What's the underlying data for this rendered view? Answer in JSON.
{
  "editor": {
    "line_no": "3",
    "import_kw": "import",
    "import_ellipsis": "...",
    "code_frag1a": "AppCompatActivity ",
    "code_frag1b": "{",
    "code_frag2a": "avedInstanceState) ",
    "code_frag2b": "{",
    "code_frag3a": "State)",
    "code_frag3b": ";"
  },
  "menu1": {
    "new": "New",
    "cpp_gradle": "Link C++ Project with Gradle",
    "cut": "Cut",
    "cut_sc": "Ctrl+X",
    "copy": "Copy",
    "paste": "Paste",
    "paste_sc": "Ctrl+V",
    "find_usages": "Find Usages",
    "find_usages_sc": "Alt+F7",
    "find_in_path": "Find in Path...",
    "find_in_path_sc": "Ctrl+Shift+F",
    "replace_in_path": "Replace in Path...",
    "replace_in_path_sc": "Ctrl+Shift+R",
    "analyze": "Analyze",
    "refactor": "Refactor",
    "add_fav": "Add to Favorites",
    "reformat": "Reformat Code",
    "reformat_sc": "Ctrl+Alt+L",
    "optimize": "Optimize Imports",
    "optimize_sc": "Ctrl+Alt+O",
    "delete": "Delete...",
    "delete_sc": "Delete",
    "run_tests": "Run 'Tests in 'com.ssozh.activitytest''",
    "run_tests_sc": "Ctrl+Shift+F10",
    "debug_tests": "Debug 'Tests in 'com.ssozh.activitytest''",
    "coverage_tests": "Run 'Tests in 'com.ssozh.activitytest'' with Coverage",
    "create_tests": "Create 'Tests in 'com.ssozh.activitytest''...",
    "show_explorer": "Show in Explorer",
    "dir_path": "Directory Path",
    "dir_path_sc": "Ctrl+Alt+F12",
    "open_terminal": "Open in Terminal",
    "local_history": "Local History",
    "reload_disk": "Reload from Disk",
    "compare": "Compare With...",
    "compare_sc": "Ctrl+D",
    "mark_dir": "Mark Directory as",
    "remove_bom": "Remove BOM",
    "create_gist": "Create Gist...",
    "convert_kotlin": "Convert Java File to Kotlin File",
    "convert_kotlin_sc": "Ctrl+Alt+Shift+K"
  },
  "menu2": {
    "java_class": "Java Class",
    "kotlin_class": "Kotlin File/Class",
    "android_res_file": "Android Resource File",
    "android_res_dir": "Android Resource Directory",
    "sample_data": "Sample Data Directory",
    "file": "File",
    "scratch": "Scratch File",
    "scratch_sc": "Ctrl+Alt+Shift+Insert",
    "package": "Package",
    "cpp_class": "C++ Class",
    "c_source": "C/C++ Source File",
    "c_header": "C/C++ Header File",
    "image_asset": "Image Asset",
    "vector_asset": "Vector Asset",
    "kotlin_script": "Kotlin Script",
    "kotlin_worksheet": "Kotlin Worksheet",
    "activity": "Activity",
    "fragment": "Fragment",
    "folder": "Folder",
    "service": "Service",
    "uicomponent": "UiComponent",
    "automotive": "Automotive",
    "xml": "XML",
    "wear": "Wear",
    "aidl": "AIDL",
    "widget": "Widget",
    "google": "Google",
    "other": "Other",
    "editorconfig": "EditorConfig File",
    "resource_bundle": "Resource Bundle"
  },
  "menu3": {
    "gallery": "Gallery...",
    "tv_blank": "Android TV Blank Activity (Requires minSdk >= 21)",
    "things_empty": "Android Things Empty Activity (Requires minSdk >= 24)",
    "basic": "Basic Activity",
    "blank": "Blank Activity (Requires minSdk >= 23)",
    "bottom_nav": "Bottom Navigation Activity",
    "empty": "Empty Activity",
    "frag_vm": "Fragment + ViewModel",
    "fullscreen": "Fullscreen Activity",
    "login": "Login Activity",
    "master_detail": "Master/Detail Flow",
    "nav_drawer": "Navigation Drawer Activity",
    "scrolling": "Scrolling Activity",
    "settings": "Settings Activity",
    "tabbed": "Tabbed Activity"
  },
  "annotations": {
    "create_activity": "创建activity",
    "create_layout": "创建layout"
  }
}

Objective ▸ Write out all of the records above exactly as they appear.

Written response ▸
What's the underlying data for this rendered view? Answer in JSON.
{
  "editor": {
    "line_no": "3",
    "import_kw": "import",
    "import_ellipsis": "...",
    "code_frag1a": "AppCompatActivity ",
    "code_frag1b": "{",
    "code_frag2a": "avedInstanceState) ",
    "code_frag2b": "{",
    "code_frag3a": "State)",
    "code_frag3b": ";"
  },
  "menu1": {
    "new": "New",
    "cpp_gradle": "Link C++ Project with Gradle",
    "cut": "Cut",
    "cut_sc": "Ctrl+X",
    "copy": "Copy",
    "paste": "Paste",
    "paste_sc": "Ctrl+V",
    "find_usages": "Find Usages",
    "find_usages_sc": "Alt+F7",
    "find_in_path": "Find in Path...",
    "find_in_path_sc": "Ctrl+Shift+F",
    "replace_in_path": "Replace in Path...",
    "replace_in_path_sc": "Ctrl+Shift+R",
    "analyze": "Analyze",
    "refactor": "Refactor",
    "add_fav": "Add to Favorites",
    "reformat": "Reformat Code",
    "reformat_sc": "Ctrl+Alt+L",
    "optimize": "Optimize Imports",
    "optimize_sc": "Ctrl+Alt+O",
    "delete": "Delete...",
    "delete_sc": "Delete",
    "run_tests": "Run 'Tests in 'com.ssozh.activitytest''",
    "run_tests_sc": "Ctrl+Shift+F10",
    "debug_tests": "Debug 'Tests in 'com.ssozh.activitytest''",
    "coverage_tests": "Run 'Tests in 'com.ssozh.activitytest'' with Coverage",
    "create_tests": "Create 'Tests in 'com.ssozh.activitytest''...",
    "show_explorer": "Show in Explorer",
    "dir_path": "Directory Path",
    "dir_path_sc": "Ctrl+Alt+F12",
    "open_terminal": "Open in Terminal",
    "local_history": "Local History",
    "reload_disk": "Reload from Disk",
    "compare": "Compare With...",
    "compare_sc": "Ctrl+D",
    "mark_dir": "Mark Directory as",
    "remove_bom": "Remove BOM",
    "create_gist": "Create Gist...",
    "convert_kotlin": "Convert Java File to Kotlin File",
    "convert_kotlin_sc": "Ctrl+Alt+Shift+K"
  },
  "menu2": {
    "java_class": "Java Class",
    "kotlin_class": "Kotlin File/Class",
    "android_res_file": "Android Resource File",
    "android_res_dir": "Android Resource Directory",
    "sample_data": "Sample Data Directory",
    "file": "File",
    "scratch": "Scratch File",
    "scratch_sc": "Ctrl+Alt+Shift+Insert",
    "package": "Package",
    "cpp_class": "C++ Class",
    "c_source": "C/C++ Source File",
    "c_header": "C/C++ Header File",
    "image_asset": "Image Asset",
    "vector_asset": "Vector Asset",
    "kotlin_script": "Kotlin Script",
    "kotlin_worksheet": "Kotlin Worksheet",
    "activity": "Activity",
    "fragment": "Fragment",
    "folder": "Folder",
    "service": "Service",
    "uicomponent": "UiComponent",
    "automotive": "Automotive",
    "xml": "XML",
    "wear": "Wear",
    "aidl": "AIDL",
    "widget": "Widget",
    "google": "Google",
    "other": "Other",
    "editorconfig": "EditorConfig File",
    "resource_bundle": "Resource Bundle"
  },
  "menu3": {
    "gallery": "Gallery...",
    "tv_blank": "Android TV Blank Activity (Requires minSdk >= 21)",
    "things_empty": "Android Things Empty Activity (Requires minSdk >= 24)",
    "basic": "Basic Activity",
    "blank": "Blank Activity (Requires minSdk >= 23)",
    "bottom_nav": "Bottom Navigation Activity",
    "empty": "Empty Activity",
    "frag_vm": "Fragment + ViewModel",
    "fullscreen": "Fullscreen Activity",
    "login": "Login Activity",
    "master_detail": "Master/Detail Flow",
    "nav_drawer": "Navigation Drawer Activity",
    "scrolling": "Scrolling Activity",
    "settings": "Settings Activity",
    "tabbed": "Tabbed Activity"
  },
  "annotations": {
    "create_activity": "创建activity",
    "create_layout": "创建layout"
  }
}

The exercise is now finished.